* _Instructions for the task_
Repeat each entry as written and leave the images out of the copy.

## begin

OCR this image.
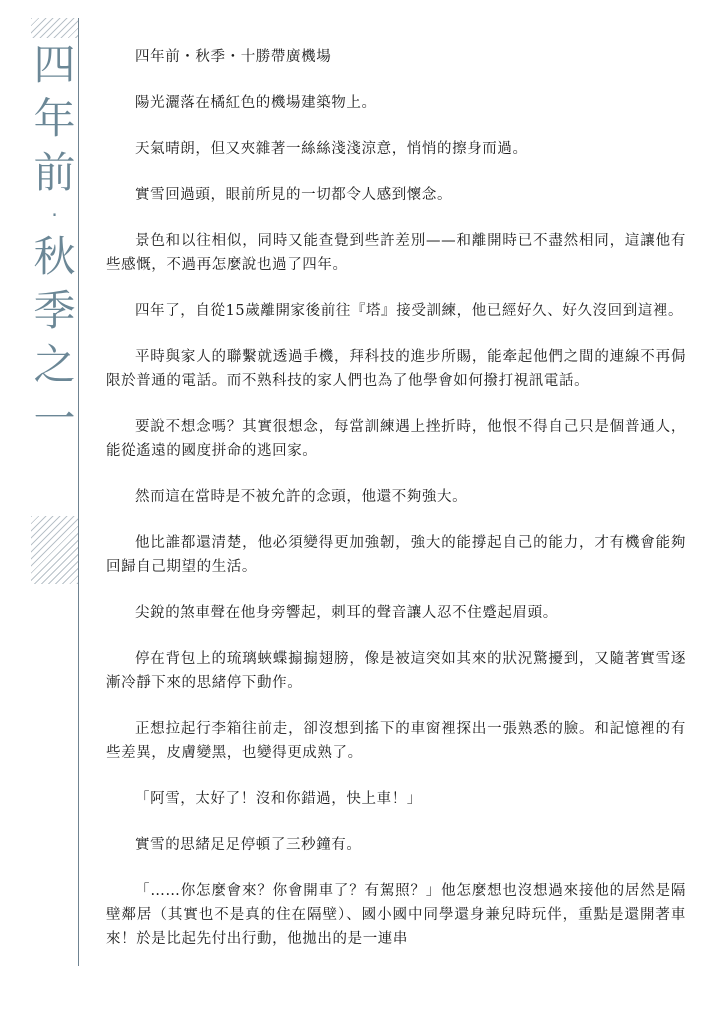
四
年
前
·
秋
季
之
一

四年前・秋季・十勝帶廣機場

陽光灑落在橘紅色的機場建築物上。

天氣晴朗，但又夾雜著一絲絲淺淺涼意，悄悄的擦身而過。

實雪回過頭，眼前所見的一切都令人感到懷念。

景色和以往相似，同時又能查覺到些許差別——和離開時已不盡然相同，這讓他有些感慨，不過再怎麼說也過了四年。

四年了，自從15歲離開家後前往『塔』接受訓練，他已經好久、好久沒回到這裡。

平時與家人的聯繫就透過手機，拜科技的進步所賜，能牽起他們之間的連線不再侷限於普通的電話。而不熟科技的家人們也為了他學會如何撥打視訊電話。

要說不想念嗎？其實很想念，每當訓練遇上挫折時，他恨不得自己只是個普通人，能從遙遠的國度拼命的逃回家。

然而這在當時是不被允許的念頭，他還不夠強大。

他比誰都還清楚，他必須變得更加強韌，強大的能撐起自己的能力，才有機會能夠回歸自己期望的生活。

尖銳的煞車聲在他身旁響起，刺耳的聲音讓人忍不住蹙起眉頭。

停在背包上的琉璃蛺蝶搧搧翅膀，像是被這突如其來的狀況驚擾到，又隨著實雪逐漸冷靜下來的思緒停下動作。

正想拉起行李箱往前走，卻沒想到搖下的車窗裡探出一張熟悉的臉。和記憶裡的有些差異，皮膚變黑，也變得更成熟了。

「阿雪，太好了！沒和你錯過，快上車！」

實雪的思緒足足停頓了三秒鐘有。

「……你怎麼會來？你會開車了？有駕照？」他怎麼想也沒想過來接他的居然是隔壁鄰居（其實也不是真的住在隔壁）、國小國中同學還身兼兒時玩伴，重點是還開著車來！於是比起先付出行動，他拋出的是一連串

## end

* _Exercise result_
OCR this image.
四
年
前
·
秋
季
之
一

四年前・秋季・十勝帶廣機場

陽光灑落在橘紅色的機場建築物上。

天氣晴朗，但又夾雜著一絲絲淺淺涼意，悄悄的擦身而過。

實雪回過頭，眼前所見的一切都令人感到懷念。

景色和以往相似，同時又能查覺到些許差別——和離開時已不盡然相同，這讓他有些感慨，不過再怎麼說也過了四年。

四年了，自從15歲離開家後前往『塔』接受訓練，他已經好久、好久沒回到這裡。

平時與家人的聯繫就透過手機，拜科技的進步所賜，能牽起他們之間的連線不再侷限於普通的電話。而不熟科技的家人們也為了他學會如何撥打視訊電話。

要說不想念嗎？其實很想念，每當訓練遇上挫折時，他恨不得自己只是個普通人，能從遙遠的國度拼命的逃回家。

然而這在當時是不被允許的念頭，他還不夠強大。

他比誰都還清楚，他必須變得更加強韌，強大的能撐起自己的能力，才有機會能夠回歸自己期望的生活。

尖銳的煞車聲在他身旁響起，刺耳的聲音讓人忍不住蹙起眉頭。

停在背包上的琉璃蛺蝶搧搧翅膀，像是被這突如其來的狀況驚擾到，又隨著實雪逐漸冷靜下來的思緒停下動作。

正想拉起行李箱往前走，卻沒想到搖下的車窗裡探出一張熟悉的臉。和記憶裡的有些差異，皮膚變黑，也變得更成熟了。

「阿雪，太好了！沒和你錯過，快上車！」

實雪的思緒足足停頓了三秒鐘有。

「……你怎麼會來？你會開車了？有駕照？」他怎麼想也沒想過來接他的居然是隔壁鄰居（其實也不是真的住在隔壁）、國小國中同學還身兼兒時玩伴，重點是還開著車來！於是比起先付出行動，他拋出的是一連串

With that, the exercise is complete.